INSTRUCTIONS FOR THE TASK: Going through the material below, please gather all lines with the word "JSON" in them.

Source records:
--------------------------------------------------

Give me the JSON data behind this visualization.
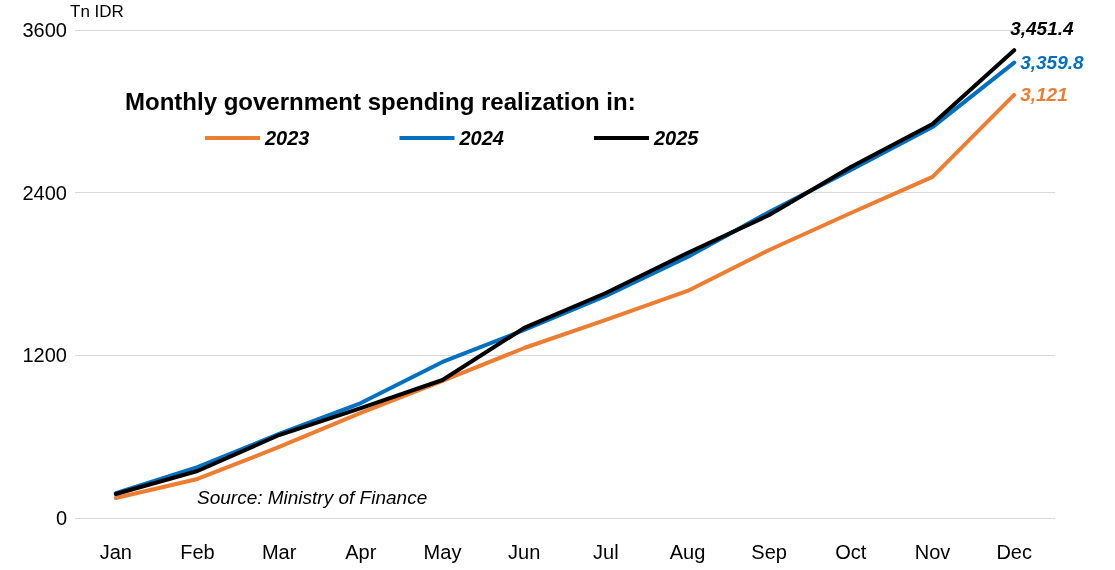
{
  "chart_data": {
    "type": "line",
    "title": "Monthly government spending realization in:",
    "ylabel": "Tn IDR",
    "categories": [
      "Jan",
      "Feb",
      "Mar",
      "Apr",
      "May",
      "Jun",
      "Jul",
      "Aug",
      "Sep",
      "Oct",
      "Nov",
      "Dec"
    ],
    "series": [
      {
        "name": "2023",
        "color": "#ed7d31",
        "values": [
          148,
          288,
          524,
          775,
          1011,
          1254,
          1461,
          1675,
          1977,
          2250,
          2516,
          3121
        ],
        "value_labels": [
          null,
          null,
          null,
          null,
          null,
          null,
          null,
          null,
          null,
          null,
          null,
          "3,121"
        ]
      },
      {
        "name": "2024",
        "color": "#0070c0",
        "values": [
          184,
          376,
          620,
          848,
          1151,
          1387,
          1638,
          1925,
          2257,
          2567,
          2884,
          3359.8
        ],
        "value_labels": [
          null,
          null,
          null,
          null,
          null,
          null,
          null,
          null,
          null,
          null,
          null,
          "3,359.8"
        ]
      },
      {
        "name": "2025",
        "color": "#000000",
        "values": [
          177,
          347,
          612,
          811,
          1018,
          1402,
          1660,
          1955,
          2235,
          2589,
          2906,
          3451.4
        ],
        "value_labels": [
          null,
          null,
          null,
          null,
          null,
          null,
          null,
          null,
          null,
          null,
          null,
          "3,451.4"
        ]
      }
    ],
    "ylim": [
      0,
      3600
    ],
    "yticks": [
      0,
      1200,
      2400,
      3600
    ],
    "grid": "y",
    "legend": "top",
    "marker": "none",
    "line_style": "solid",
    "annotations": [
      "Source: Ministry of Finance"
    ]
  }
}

--------------------------------------------------

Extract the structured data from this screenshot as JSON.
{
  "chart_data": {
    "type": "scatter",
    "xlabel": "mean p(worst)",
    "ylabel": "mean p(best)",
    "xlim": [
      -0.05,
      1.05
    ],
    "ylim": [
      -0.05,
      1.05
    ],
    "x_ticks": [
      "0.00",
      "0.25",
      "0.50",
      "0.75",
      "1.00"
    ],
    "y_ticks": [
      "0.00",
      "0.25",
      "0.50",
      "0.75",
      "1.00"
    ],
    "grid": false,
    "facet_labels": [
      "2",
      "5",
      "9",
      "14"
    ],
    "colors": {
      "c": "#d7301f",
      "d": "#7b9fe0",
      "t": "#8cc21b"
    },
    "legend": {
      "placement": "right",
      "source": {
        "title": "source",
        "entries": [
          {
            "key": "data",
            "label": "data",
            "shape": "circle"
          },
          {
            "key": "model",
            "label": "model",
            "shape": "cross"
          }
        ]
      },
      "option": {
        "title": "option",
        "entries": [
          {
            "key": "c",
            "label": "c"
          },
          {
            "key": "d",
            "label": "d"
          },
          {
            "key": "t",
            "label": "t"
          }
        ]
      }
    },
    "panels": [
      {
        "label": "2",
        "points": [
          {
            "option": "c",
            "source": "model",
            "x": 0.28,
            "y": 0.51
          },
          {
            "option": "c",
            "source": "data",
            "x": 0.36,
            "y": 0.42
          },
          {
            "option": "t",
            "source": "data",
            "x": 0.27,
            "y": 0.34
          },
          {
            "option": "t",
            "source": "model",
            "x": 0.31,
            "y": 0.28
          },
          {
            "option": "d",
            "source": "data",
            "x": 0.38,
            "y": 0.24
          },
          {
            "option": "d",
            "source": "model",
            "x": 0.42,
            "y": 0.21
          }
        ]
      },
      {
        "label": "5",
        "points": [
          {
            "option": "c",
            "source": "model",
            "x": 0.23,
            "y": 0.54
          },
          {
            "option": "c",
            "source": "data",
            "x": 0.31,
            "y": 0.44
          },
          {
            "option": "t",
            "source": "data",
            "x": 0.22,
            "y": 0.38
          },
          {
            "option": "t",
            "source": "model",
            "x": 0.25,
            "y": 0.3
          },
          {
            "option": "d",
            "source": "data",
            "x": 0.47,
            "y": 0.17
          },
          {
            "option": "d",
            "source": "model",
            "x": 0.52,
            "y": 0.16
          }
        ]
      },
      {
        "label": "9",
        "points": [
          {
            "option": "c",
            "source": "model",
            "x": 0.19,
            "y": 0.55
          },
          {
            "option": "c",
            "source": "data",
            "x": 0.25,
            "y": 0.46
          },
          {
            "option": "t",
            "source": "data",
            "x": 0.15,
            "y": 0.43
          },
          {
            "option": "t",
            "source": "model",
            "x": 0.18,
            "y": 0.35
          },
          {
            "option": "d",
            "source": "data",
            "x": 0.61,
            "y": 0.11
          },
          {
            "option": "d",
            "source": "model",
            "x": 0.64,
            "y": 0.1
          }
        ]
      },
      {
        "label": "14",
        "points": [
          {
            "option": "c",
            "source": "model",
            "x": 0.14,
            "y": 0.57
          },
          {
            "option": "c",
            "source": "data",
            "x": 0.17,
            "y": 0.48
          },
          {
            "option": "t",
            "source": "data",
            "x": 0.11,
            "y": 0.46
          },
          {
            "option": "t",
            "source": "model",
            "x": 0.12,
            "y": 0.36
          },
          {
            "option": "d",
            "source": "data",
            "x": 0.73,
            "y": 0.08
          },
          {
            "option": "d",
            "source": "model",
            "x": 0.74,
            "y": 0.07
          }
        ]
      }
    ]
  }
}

--------------------------------------------------

COMPLETED TASK:
Give me the JSON data behind this visualization.
Extract the structured data from this screenshot as JSON.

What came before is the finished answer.